INSTRUCTIONS TO FOLLOW: Reproduce the data exactly and drop any pictures it holds.

GIVEN INFORMATION:

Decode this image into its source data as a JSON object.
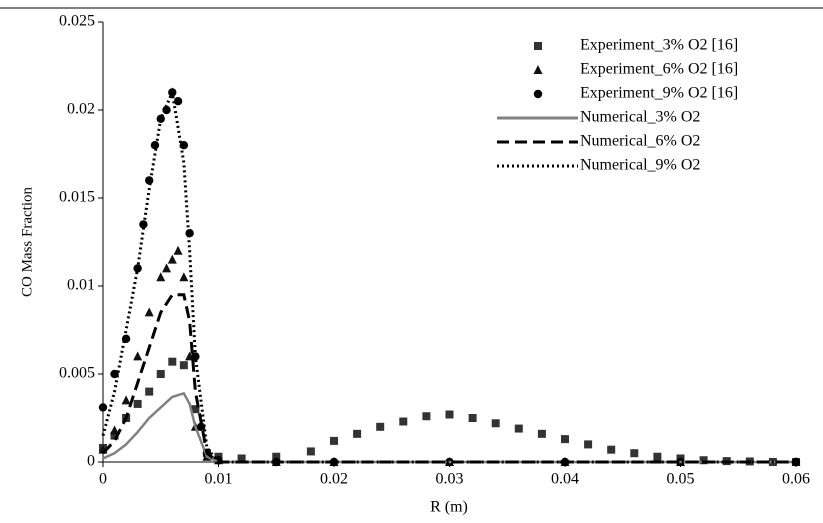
{
  "chart_data": {
    "type": "line",
    "x_label": "R (m)",
    "y_label": "CO Mass Fraction",
    "xlim": [
      0,
      0.06
    ],
    "xticks": [
      0,
      0.01,
      0.02,
      0.03,
      0.04,
      0.05,
      0.06
    ],
    "ylim": [
      0,
      0.025
    ],
    "yticks": [
      0,
      0.005,
      0.01,
      0.015,
      0.02,
      0.025
    ],
    "legend": "top-right",
    "series": [
      {
        "name": "Experiment_3% O2 [16]",
        "color": "#333333",
        "style": "marker",
        "marker": "square",
        "x": [
          0,
          0.001,
          0.002,
          0.003,
          0.004,
          0.005,
          0.006,
          0.007,
          0.008,
          0.009,
          0.01,
          0.012,
          0.015,
          0.018,
          0.02,
          0.022,
          0.024,
          0.026,
          0.028,
          0.03,
          0.032,
          0.034,
          0.036,
          0.038,
          0.04,
          0.042,
          0.044,
          0.046,
          0.048,
          0.05,
          0.052,
          0.054,
          0.056,
          0.058,
          0.06
        ],
        "values": [
          0.0008,
          0.0015,
          0.0025,
          0.0033,
          0.004,
          0.005,
          0.0057,
          0.0055,
          0.003,
          0.0005,
          0.0003,
          0.0002,
          0.0003,
          0.0006,
          0.0012,
          0.0016,
          0.002,
          0.0023,
          0.0026,
          0.0027,
          0.0025,
          0.0022,
          0.0019,
          0.0016,
          0.0013,
          0.001,
          0.0007,
          0.0005,
          0.0003,
          0.0002,
          0.0001,
          5e-05,
          3e-05,
          0,
          0
        ]
      },
      {
        "name": "Experiment_6% O2 [16]",
        "color": "#111111",
        "style": "marker",
        "marker": "triangle",
        "x": [
          0,
          0.001,
          0.002,
          0.003,
          0.004,
          0.005,
          0.0055,
          0.006,
          0.0065,
          0.007,
          0.0075,
          0.008,
          0.009,
          0.01,
          0.015,
          0.02,
          0.03,
          0.04,
          0.05,
          0.06
        ],
        "values": [
          0.0007,
          0.0018,
          0.0035,
          0.006,
          0.0085,
          0.0105,
          0.011,
          0.0115,
          0.012,
          0.0105,
          0.006,
          0.002,
          0.0003,
          0.0001,
          0,
          0,
          0,
          0,
          0,
          0
        ]
      },
      {
        "name": "Experiment_9% O2 [16]",
        "color": "#000000",
        "style": "marker",
        "marker": "circle",
        "x": [
          0,
          0.001,
          0.002,
          0.003,
          0.0035,
          0.004,
          0.0045,
          0.005,
          0.0055,
          0.006,
          0.0065,
          0.007,
          0.0075,
          0.008,
          0.0085,
          0.009,
          0.01,
          0.015,
          0.02,
          0.03,
          0.04,
          0.05,
          0.06
        ],
        "values": [
          0.0031,
          0.005,
          0.007,
          0.011,
          0.0135,
          0.016,
          0.018,
          0.0195,
          0.02,
          0.021,
          0.0205,
          0.018,
          0.013,
          0.006,
          0.002,
          0.0005,
          0.0001,
          0,
          0,
          0,
          0,
          0,
          0
        ]
      },
      {
        "name": "Numerical_3% O2",
        "color": "#808080",
        "style": "line",
        "dash": "solid",
        "x": [
          0,
          0.001,
          0.002,
          0.003,
          0.004,
          0.005,
          0.006,
          0.007,
          0.0075,
          0.008,
          0.009,
          0.01,
          0.06
        ],
        "values": [
          0.0002,
          0.0005,
          0.001,
          0.0017,
          0.0025,
          0.0031,
          0.0037,
          0.0039,
          0.0033,
          0.002,
          0.0003,
          0,
          0
        ]
      },
      {
        "name": "Numerical_6% O2",
        "color": "#000000",
        "style": "line",
        "dash": "dashed",
        "x": [
          0,
          0.001,
          0.002,
          0.003,
          0.004,
          0.005,
          0.006,
          0.007,
          0.0075,
          0.008,
          0.009,
          0.01,
          0.06
        ],
        "values": [
          0.0005,
          0.0012,
          0.0025,
          0.0045,
          0.0065,
          0.0085,
          0.0095,
          0.0095,
          0.008,
          0.004,
          0.0005,
          0,
          0
        ]
      },
      {
        "name": "Numerical_9% O2",
        "color": "#000000",
        "style": "line",
        "dash": "dotted",
        "x": [
          0,
          0.001,
          0.002,
          0.003,
          0.004,
          0.005,
          0.006,
          0.007,
          0.0075,
          0.008,
          0.009,
          0.01,
          0.06
        ],
        "values": [
          0.0015,
          0.004,
          0.0075,
          0.011,
          0.0155,
          0.0195,
          0.021,
          0.017,
          0.012,
          0.006,
          0.0008,
          0,
          0
        ]
      }
    ]
  }
}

OUTPUT FOR THIS EXERCISE:
Decode this image into its source data as a JSON object.
{
  "chart_data": {
    "type": "line",
    "x_label": "R (m)",
    "y_label": "CO Mass Fraction",
    "xlim": [
      0,
      0.06
    ],
    "xticks": [
      0,
      0.01,
      0.02,
      0.03,
      0.04,
      0.05,
      0.06
    ],
    "ylim": [
      0,
      0.025
    ],
    "yticks": [
      0,
      0.005,
      0.01,
      0.015,
      0.02,
      0.025
    ],
    "legend": "top-right",
    "series": [
      {
        "name": "Experiment_3% O2 [16]",
        "color": "#333333",
        "style": "marker",
        "marker": "square",
        "x": [
          0,
          0.001,
          0.002,
          0.003,
          0.004,
          0.005,
          0.006,
          0.007,
          0.008,
          0.009,
          0.01,
          0.012,
          0.015,
          0.018,
          0.02,
          0.022,
          0.024,
          0.026,
          0.028,
          0.03,
          0.032,
          0.034,
          0.036,
          0.038,
          0.04,
          0.042,
          0.044,
          0.046,
          0.048,
          0.05,
          0.052,
          0.054,
          0.056,
          0.058,
          0.06
        ],
        "values": [
          0.0008,
          0.0015,
          0.0025,
          0.0033,
          0.004,
          0.005,
          0.0057,
          0.0055,
          0.003,
          0.0005,
          0.0003,
          0.0002,
          0.0003,
          0.0006,
          0.0012,
          0.0016,
          0.002,
          0.0023,
          0.0026,
          0.0027,
          0.0025,
          0.0022,
          0.0019,
          0.0016,
          0.0013,
          0.001,
          0.0007,
          0.0005,
          0.0003,
          0.0002,
          0.0001,
          5e-05,
          3e-05,
          0,
          0
        ]
      },
      {
        "name": "Experiment_6% O2 [16]",
        "color": "#111111",
        "style": "marker",
        "marker": "triangle",
        "x": [
          0,
          0.001,
          0.002,
          0.003,
          0.004,
          0.005,
          0.0055,
          0.006,
          0.0065,
          0.007,
          0.0075,
          0.008,
          0.009,
          0.01,
          0.015,
          0.02,
          0.03,
          0.04,
          0.05,
          0.06
        ],
        "values": [
          0.0007,
          0.0018,
          0.0035,
          0.006,
          0.0085,
          0.0105,
          0.011,
          0.0115,
          0.012,
          0.0105,
          0.006,
          0.002,
          0.0003,
          0.0001,
          0,
          0,
          0,
          0,
          0,
          0
        ]
      },
      {
        "name": "Experiment_9% O2 [16]",
        "color": "#000000",
        "style": "marker",
        "marker": "circle",
        "x": [
          0,
          0.001,
          0.002,
          0.003,
          0.0035,
          0.004,
          0.0045,
          0.005,
          0.0055,
          0.006,
          0.0065,
          0.007,
          0.0075,
          0.008,
          0.0085,
          0.009,
          0.01,
          0.015,
          0.02,
          0.03,
          0.04,
          0.05,
          0.06
        ],
        "values": [
          0.0031,
          0.005,
          0.007,
          0.011,
          0.0135,
          0.016,
          0.018,
          0.0195,
          0.02,
          0.021,
          0.0205,
          0.018,
          0.013,
          0.006,
          0.002,
          0.0005,
          0.0001,
          0,
          0,
          0,
          0,
          0,
          0
        ]
      },
      {
        "name": "Numerical_3% O2",
        "color": "#808080",
        "style": "line",
        "dash": "solid",
        "x": [
          0,
          0.001,
          0.002,
          0.003,
          0.004,
          0.005,
          0.006,
          0.007,
          0.0075,
          0.008,
          0.009,
          0.01,
          0.06
        ],
        "values": [
          0.0002,
          0.0005,
          0.001,
          0.0017,
          0.0025,
          0.0031,
          0.0037,
          0.0039,
          0.0033,
          0.002,
          0.0003,
          0,
          0
        ]
      },
      {
        "name": "Numerical_6% O2",
        "color": "#000000",
        "style": "line",
        "dash": "dashed",
        "x": [
          0,
          0.001,
          0.002,
          0.003,
          0.004,
          0.005,
          0.006,
          0.007,
          0.0075,
          0.008,
          0.009,
          0.01,
          0.06
        ],
        "values": [
          0.0005,
          0.0012,
          0.0025,
          0.0045,
          0.0065,
          0.0085,
          0.0095,
          0.0095,
          0.008,
          0.004,
          0.0005,
          0,
          0
        ]
      },
      {
        "name": "Numerical_9% O2",
        "color": "#000000",
        "style": "line",
        "dash": "dotted",
        "x": [
          0,
          0.001,
          0.002,
          0.003,
          0.004,
          0.005,
          0.006,
          0.007,
          0.0075,
          0.008,
          0.009,
          0.01,
          0.06
        ],
        "values": [
          0.0015,
          0.004,
          0.0075,
          0.011,
          0.0155,
          0.0195,
          0.021,
          0.017,
          0.012,
          0.006,
          0.0008,
          0,
          0
        ]
      }
    ]
  }
}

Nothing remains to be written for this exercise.